[REQUIREMENTS] Write out each line word for word. Drop pictures.

═══ RECORD EXCERPTS

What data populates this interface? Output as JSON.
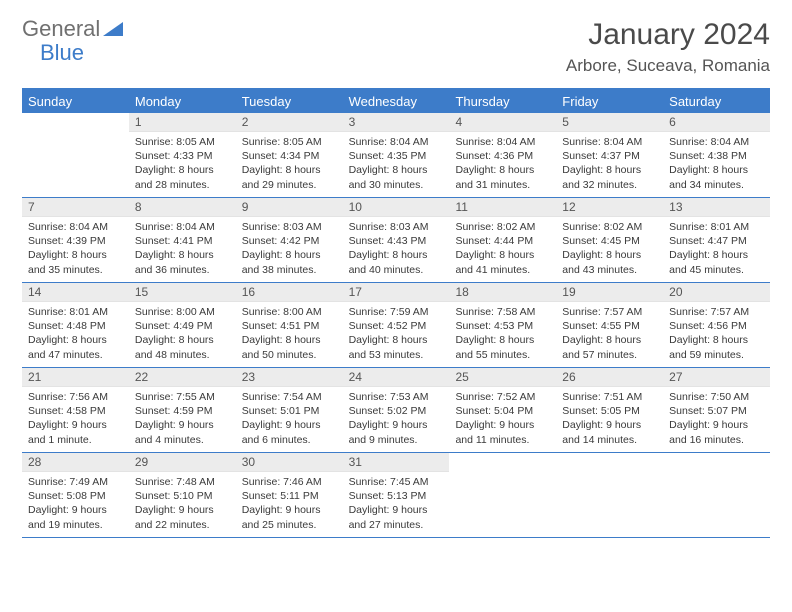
{
  "logo": {
    "line1": "General",
    "line2": "Blue"
  },
  "title": "January 2024",
  "location": "Arbore, Suceava, Romania",
  "colors": {
    "accent": "#3d7cc9",
    "dayHeaderBg": "#ececec",
    "text": "#3a3a3a",
    "background": "#ffffff"
  },
  "daysOfWeek": [
    "Sunday",
    "Monday",
    "Tuesday",
    "Wednesday",
    "Thursday",
    "Friday",
    "Saturday"
  ],
  "weeks": [
    [
      {
        "n": "",
        "sunrise": "",
        "sunset": "",
        "daylight": ""
      },
      {
        "n": "1",
        "sunrise": "Sunrise: 8:05 AM",
        "sunset": "Sunset: 4:33 PM",
        "daylight": "Daylight: 8 hours and 28 minutes."
      },
      {
        "n": "2",
        "sunrise": "Sunrise: 8:05 AM",
        "sunset": "Sunset: 4:34 PM",
        "daylight": "Daylight: 8 hours and 29 minutes."
      },
      {
        "n": "3",
        "sunrise": "Sunrise: 8:04 AM",
        "sunset": "Sunset: 4:35 PM",
        "daylight": "Daylight: 8 hours and 30 minutes."
      },
      {
        "n": "4",
        "sunrise": "Sunrise: 8:04 AM",
        "sunset": "Sunset: 4:36 PM",
        "daylight": "Daylight: 8 hours and 31 minutes."
      },
      {
        "n": "5",
        "sunrise": "Sunrise: 8:04 AM",
        "sunset": "Sunset: 4:37 PM",
        "daylight": "Daylight: 8 hours and 32 minutes."
      },
      {
        "n": "6",
        "sunrise": "Sunrise: 8:04 AM",
        "sunset": "Sunset: 4:38 PM",
        "daylight": "Daylight: 8 hours and 34 minutes."
      }
    ],
    [
      {
        "n": "7",
        "sunrise": "Sunrise: 8:04 AM",
        "sunset": "Sunset: 4:39 PM",
        "daylight": "Daylight: 8 hours and 35 minutes."
      },
      {
        "n": "8",
        "sunrise": "Sunrise: 8:04 AM",
        "sunset": "Sunset: 4:41 PM",
        "daylight": "Daylight: 8 hours and 36 minutes."
      },
      {
        "n": "9",
        "sunrise": "Sunrise: 8:03 AM",
        "sunset": "Sunset: 4:42 PM",
        "daylight": "Daylight: 8 hours and 38 minutes."
      },
      {
        "n": "10",
        "sunrise": "Sunrise: 8:03 AM",
        "sunset": "Sunset: 4:43 PM",
        "daylight": "Daylight: 8 hours and 40 minutes."
      },
      {
        "n": "11",
        "sunrise": "Sunrise: 8:02 AM",
        "sunset": "Sunset: 4:44 PM",
        "daylight": "Daylight: 8 hours and 41 minutes."
      },
      {
        "n": "12",
        "sunrise": "Sunrise: 8:02 AM",
        "sunset": "Sunset: 4:45 PM",
        "daylight": "Daylight: 8 hours and 43 minutes."
      },
      {
        "n": "13",
        "sunrise": "Sunrise: 8:01 AM",
        "sunset": "Sunset: 4:47 PM",
        "daylight": "Daylight: 8 hours and 45 minutes."
      }
    ],
    [
      {
        "n": "14",
        "sunrise": "Sunrise: 8:01 AM",
        "sunset": "Sunset: 4:48 PM",
        "daylight": "Daylight: 8 hours and 47 minutes."
      },
      {
        "n": "15",
        "sunrise": "Sunrise: 8:00 AM",
        "sunset": "Sunset: 4:49 PM",
        "daylight": "Daylight: 8 hours and 48 minutes."
      },
      {
        "n": "16",
        "sunrise": "Sunrise: 8:00 AM",
        "sunset": "Sunset: 4:51 PM",
        "daylight": "Daylight: 8 hours and 50 minutes."
      },
      {
        "n": "17",
        "sunrise": "Sunrise: 7:59 AM",
        "sunset": "Sunset: 4:52 PM",
        "daylight": "Daylight: 8 hours and 53 minutes."
      },
      {
        "n": "18",
        "sunrise": "Sunrise: 7:58 AM",
        "sunset": "Sunset: 4:53 PM",
        "daylight": "Daylight: 8 hours and 55 minutes."
      },
      {
        "n": "19",
        "sunrise": "Sunrise: 7:57 AM",
        "sunset": "Sunset: 4:55 PM",
        "daylight": "Daylight: 8 hours and 57 minutes."
      },
      {
        "n": "20",
        "sunrise": "Sunrise: 7:57 AM",
        "sunset": "Sunset: 4:56 PM",
        "daylight": "Daylight: 8 hours and 59 minutes."
      }
    ],
    [
      {
        "n": "21",
        "sunrise": "Sunrise: 7:56 AM",
        "sunset": "Sunset: 4:58 PM",
        "daylight": "Daylight: 9 hours and 1 minute."
      },
      {
        "n": "22",
        "sunrise": "Sunrise: 7:55 AM",
        "sunset": "Sunset: 4:59 PM",
        "daylight": "Daylight: 9 hours and 4 minutes."
      },
      {
        "n": "23",
        "sunrise": "Sunrise: 7:54 AM",
        "sunset": "Sunset: 5:01 PM",
        "daylight": "Daylight: 9 hours and 6 minutes."
      },
      {
        "n": "24",
        "sunrise": "Sunrise: 7:53 AM",
        "sunset": "Sunset: 5:02 PM",
        "daylight": "Daylight: 9 hours and 9 minutes."
      },
      {
        "n": "25",
        "sunrise": "Sunrise: 7:52 AM",
        "sunset": "Sunset: 5:04 PM",
        "daylight": "Daylight: 9 hours and 11 minutes."
      },
      {
        "n": "26",
        "sunrise": "Sunrise: 7:51 AM",
        "sunset": "Sunset: 5:05 PM",
        "daylight": "Daylight: 9 hours and 14 minutes."
      },
      {
        "n": "27",
        "sunrise": "Sunrise: 7:50 AM",
        "sunset": "Sunset: 5:07 PM",
        "daylight": "Daylight: 9 hours and 16 minutes."
      }
    ],
    [
      {
        "n": "28",
        "sunrise": "Sunrise: 7:49 AM",
        "sunset": "Sunset: 5:08 PM",
        "daylight": "Daylight: 9 hours and 19 minutes."
      },
      {
        "n": "29",
        "sunrise": "Sunrise: 7:48 AM",
        "sunset": "Sunset: 5:10 PM",
        "daylight": "Daylight: 9 hours and 22 minutes."
      },
      {
        "n": "30",
        "sunrise": "Sunrise: 7:46 AM",
        "sunset": "Sunset: 5:11 PM",
        "daylight": "Daylight: 9 hours and 25 minutes."
      },
      {
        "n": "31",
        "sunrise": "Sunrise: 7:45 AM",
        "sunset": "Sunset: 5:13 PM",
        "daylight": "Daylight: 9 hours and 27 minutes."
      },
      {
        "n": "",
        "sunrise": "",
        "sunset": "",
        "daylight": ""
      },
      {
        "n": "",
        "sunrise": "",
        "sunset": "",
        "daylight": ""
      },
      {
        "n": "",
        "sunrise": "",
        "sunset": "",
        "daylight": ""
      }
    ]
  ]
}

══════

[COMPLETE ANSWER]
What data populates this interface? Output as JSON.
{
  "logo": {
    "line1": "General",
    "line2": "Blue"
  },
  "title": "January 2024",
  "location": "Arbore, Suceava, Romania",
  "colors": {
    "accent": "#3d7cc9",
    "dayHeaderBg": "#ececec",
    "text": "#3a3a3a",
    "background": "#ffffff"
  },
  "daysOfWeek": [
    "Sunday",
    "Monday",
    "Tuesday",
    "Wednesday",
    "Thursday",
    "Friday",
    "Saturday"
  ],
  "weeks": [
    [
      {
        "n": "",
        "sunrise": "",
        "sunset": "",
        "daylight": ""
      },
      {
        "n": "1",
        "sunrise": "Sunrise: 8:05 AM",
        "sunset": "Sunset: 4:33 PM",
        "daylight": "Daylight: 8 hours and 28 minutes."
      },
      {
        "n": "2",
        "sunrise": "Sunrise: 8:05 AM",
        "sunset": "Sunset: 4:34 PM",
        "daylight": "Daylight: 8 hours and 29 minutes."
      },
      {
        "n": "3",
        "sunrise": "Sunrise: 8:04 AM",
        "sunset": "Sunset: 4:35 PM",
        "daylight": "Daylight: 8 hours and 30 minutes."
      },
      {
        "n": "4",
        "sunrise": "Sunrise: 8:04 AM",
        "sunset": "Sunset: 4:36 PM",
        "daylight": "Daylight: 8 hours and 31 minutes."
      },
      {
        "n": "5",
        "sunrise": "Sunrise: 8:04 AM",
        "sunset": "Sunset: 4:37 PM",
        "daylight": "Daylight: 8 hours and 32 minutes."
      },
      {
        "n": "6",
        "sunrise": "Sunrise: 8:04 AM",
        "sunset": "Sunset: 4:38 PM",
        "daylight": "Daylight: 8 hours and 34 minutes."
      }
    ],
    [
      {
        "n": "7",
        "sunrise": "Sunrise: 8:04 AM",
        "sunset": "Sunset: 4:39 PM",
        "daylight": "Daylight: 8 hours and 35 minutes."
      },
      {
        "n": "8",
        "sunrise": "Sunrise: 8:04 AM",
        "sunset": "Sunset: 4:41 PM",
        "daylight": "Daylight: 8 hours and 36 minutes."
      },
      {
        "n": "9",
        "sunrise": "Sunrise: 8:03 AM",
        "sunset": "Sunset: 4:42 PM",
        "daylight": "Daylight: 8 hours and 38 minutes."
      },
      {
        "n": "10",
        "sunrise": "Sunrise: 8:03 AM",
        "sunset": "Sunset: 4:43 PM",
        "daylight": "Daylight: 8 hours and 40 minutes."
      },
      {
        "n": "11",
        "sunrise": "Sunrise: 8:02 AM",
        "sunset": "Sunset: 4:44 PM",
        "daylight": "Daylight: 8 hours and 41 minutes."
      },
      {
        "n": "12",
        "sunrise": "Sunrise: 8:02 AM",
        "sunset": "Sunset: 4:45 PM",
        "daylight": "Daylight: 8 hours and 43 minutes."
      },
      {
        "n": "13",
        "sunrise": "Sunrise: 8:01 AM",
        "sunset": "Sunset: 4:47 PM",
        "daylight": "Daylight: 8 hours and 45 minutes."
      }
    ],
    [
      {
        "n": "14",
        "sunrise": "Sunrise: 8:01 AM",
        "sunset": "Sunset: 4:48 PM",
        "daylight": "Daylight: 8 hours and 47 minutes."
      },
      {
        "n": "15",
        "sunrise": "Sunrise: 8:00 AM",
        "sunset": "Sunset: 4:49 PM",
        "daylight": "Daylight: 8 hours and 48 minutes."
      },
      {
        "n": "16",
        "sunrise": "Sunrise: 8:00 AM",
        "sunset": "Sunset: 4:51 PM",
        "daylight": "Daylight: 8 hours and 50 minutes."
      },
      {
        "n": "17",
        "sunrise": "Sunrise: 7:59 AM",
        "sunset": "Sunset: 4:52 PM",
        "daylight": "Daylight: 8 hours and 53 minutes."
      },
      {
        "n": "18",
        "sunrise": "Sunrise: 7:58 AM",
        "sunset": "Sunset: 4:53 PM",
        "daylight": "Daylight: 8 hours and 55 minutes."
      },
      {
        "n": "19",
        "sunrise": "Sunrise: 7:57 AM",
        "sunset": "Sunset: 4:55 PM",
        "daylight": "Daylight: 8 hours and 57 minutes."
      },
      {
        "n": "20",
        "sunrise": "Sunrise: 7:57 AM",
        "sunset": "Sunset: 4:56 PM",
        "daylight": "Daylight: 8 hours and 59 minutes."
      }
    ],
    [
      {
        "n": "21",
        "sunrise": "Sunrise: 7:56 AM",
        "sunset": "Sunset: 4:58 PM",
        "daylight": "Daylight: 9 hours and 1 minute."
      },
      {
        "n": "22",
        "sunrise": "Sunrise: 7:55 AM",
        "sunset": "Sunset: 4:59 PM",
        "daylight": "Daylight: 9 hours and 4 minutes."
      },
      {
        "n": "23",
        "sunrise": "Sunrise: 7:54 AM",
        "sunset": "Sunset: 5:01 PM",
        "daylight": "Daylight: 9 hours and 6 minutes."
      },
      {
        "n": "24",
        "sunrise": "Sunrise: 7:53 AM",
        "sunset": "Sunset: 5:02 PM",
        "daylight": "Daylight: 9 hours and 9 minutes."
      },
      {
        "n": "25",
        "sunrise": "Sunrise: 7:52 AM",
        "sunset": "Sunset: 5:04 PM",
        "daylight": "Daylight: 9 hours and 11 minutes."
      },
      {
        "n": "26",
        "sunrise": "Sunrise: 7:51 AM",
        "sunset": "Sunset: 5:05 PM",
        "daylight": "Daylight: 9 hours and 14 minutes."
      },
      {
        "n": "27",
        "sunrise": "Sunrise: 7:50 AM",
        "sunset": "Sunset: 5:07 PM",
        "daylight": "Daylight: 9 hours and 16 minutes."
      }
    ],
    [
      {
        "n": "28",
        "sunrise": "Sunrise: 7:49 AM",
        "sunset": "Sunset: 5:08 PM",
        "daylight": "Daylight: 9 hours and 19 minutes."
      },
      {
        "n": "29",
        "sunrise": "Sunrise: 7:48 AM",
        "sunset": "Sunset: 5:10 PM",
        "daylight": "Daylight: 9 hours and 22 minutes."
      },
      {
        "n": "30",
        "sunrise": "Sunrise: 7:46 AM",
        "sunset": "Sunset: 5:11 PM",
        "daylight": "Daylight: 9 hours and 25 minutes."
      },
      {
        "n": "31",
        "sunrise": "Sunrise: 7:45 AM",
        "sunset": "Sunset: 5:13 PM",
        "daylight": "Daylight: 9 hours and 27 minutes."
      },
      {
        "n": "",
        "sunrise": "",
        "sunset": "",
        "daylight": ""
      },
      {
        "n": "",
        "sunrise": "",
        "sunset": "",
        "daylight": ""
      },
      {
        "n": "",
        "sunrise": "",
        "sunset": "",
        "daylight": ""
      }
    ]
  ]
}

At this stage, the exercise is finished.